* [SELECTED EXCERPT]
========================================

Welcome!

Who am I you might ask, well I am Sushia! Former ruler of Atlantis, the Queen of the Ocean, Ruler of the Tides, Mistress of the Deep, Glamazonian Sea Goddess and aside from all that I am an entrepreneur, community volunteer and activist.

Enclosed you will find my tales of my life in Buffalo, NY. A city that like others hate and love very deeply.



Wednesday, February 15, 2012

Set Sails




The world is a mysterious and wondrous place. Yesterday was Valentine's Day and I was not in a solemn mood but one of what I may call acceptance. I turned thirty earlier this year and for thirty years I have been single. I have never been in love or dated so this was nothing new for this year's red heart filled world. Out of my ordinary night of events I had worked a very busy morning at work, received the ordinary cutesy Valentine's from a coworker and came home to a very lounging afternoon. For diner I ordered Chinese food and made myself some vodka martinis and went to bed.

As part of my food order I received four fortune cookies, which the first three did not provide any insight or inspiration as they usually do however the fourth cookie, eaten this morning proved much different.



One of my biggest fears is failure. I want to be successful in business and I fear that my living out my life I will not. I've seen and experienced in the past what my social activities can do to my career and since that is the most unprotected choice in the world, including most of the United States I fear becoming a stereotype.

Is it self discrimination that I do that? Is it prejudice that I think that way about a group of people that I most likely belong to? Am I just blinded and bittered by my hometown?

I think it's a bit of everything. I've recently sunk into the reality that I am tired of dealing with the community here. Mostly based upon the struggle with keeping the Buffalo Drag Brunch going, to now I wonder is it me? I am the problem? I know I haven't been as focused on it in this last month as I should have been but do people just not want to work with me? I hope not but it's a fear.

That thought leads to what I fear the most, failure. Possibly bred into me by my parents it is the thing I fear the most and now that I am in an awkward position in life, my current professional transition, my finances restricted I feel the noose around my life greater than before.

Maybe my problem is the limited view of the transgendered community. My only experiences have been show girls or man girls. (Which forgive me for saying, but these are the girls that are living their T but goddess help them still look like dudes. it's horrible for me to think like that and it's something I know I have to work on)

I've never met a real girl until possibly the story of Janet Mock broke out, sharing her experience and that she is a transgendered person that is and has been highly successful but with her choice of coming out she is now the poster child for transgenderism. Which I'm sure no doubt weighed upon her heavily with her choice to share her story. It seems that anyone comes to surface about a topic they willingly and sometimes not take on the banner of that issue.

So where does this take me? I in my current state am a "ship in the harbor" and I think it's my biggest hold back, my biggest failure and as beautiful a ship in harbor maybe it's nowhere as beautiful as that ship racing across open waters.

But how do I leave the dock and do I have a crew that will help me get there?



With the major distraction no longer in my life I guess it's time to prepare to hit the high seas and get this ship in shape.

========================================

Reproduce the part of the blog post above that starts with "That thought leads" and goes on through "to work on)", keeping every word unchanged.

* [DATA]
========================================

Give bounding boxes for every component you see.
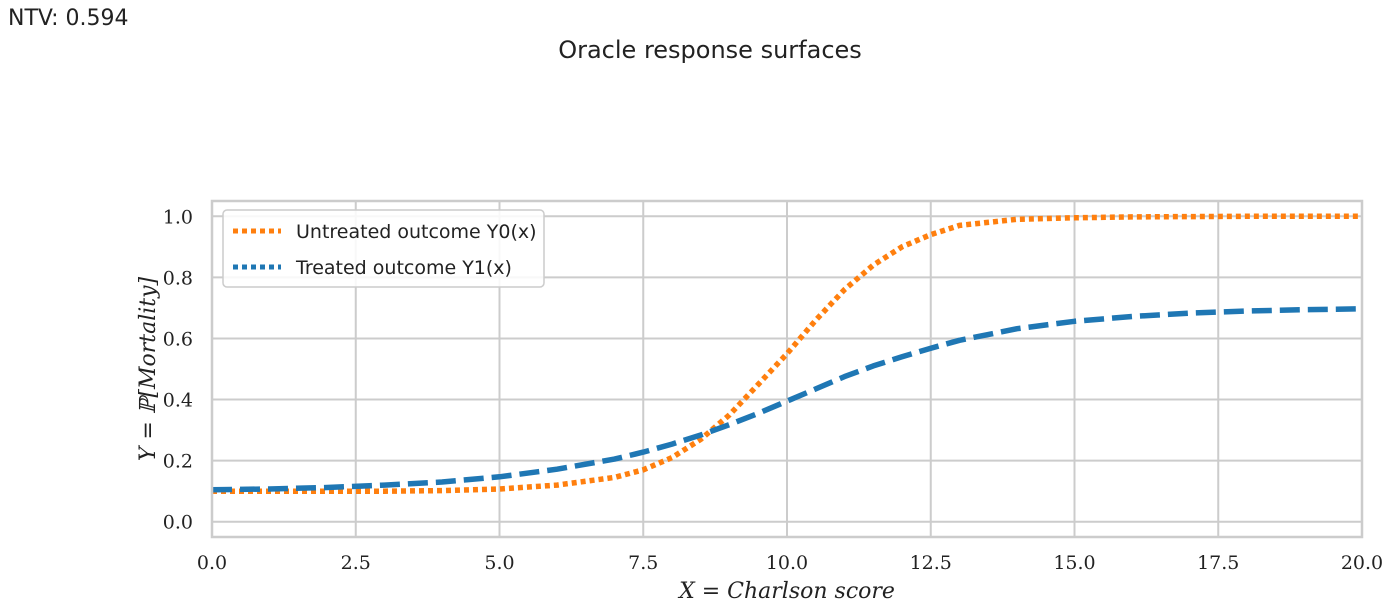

========================================

* [TASK ANSWER]
That thought leads to what I fear the most, failure. Possibly bred into me by my parents it is the thing I fear the most and now that I am in an awkward position in life, my current professional transition, my finances restricted I feel the noose around my life greater than before.

Maybe my problem is the limited view of the transgendered community. My only experiences have been show girls or man girls. (Which forgive me for saying, but these are the girls that are living their T but goddess help them still look like dudes. it's horrible for me to think like that and it's something I know I have to work on)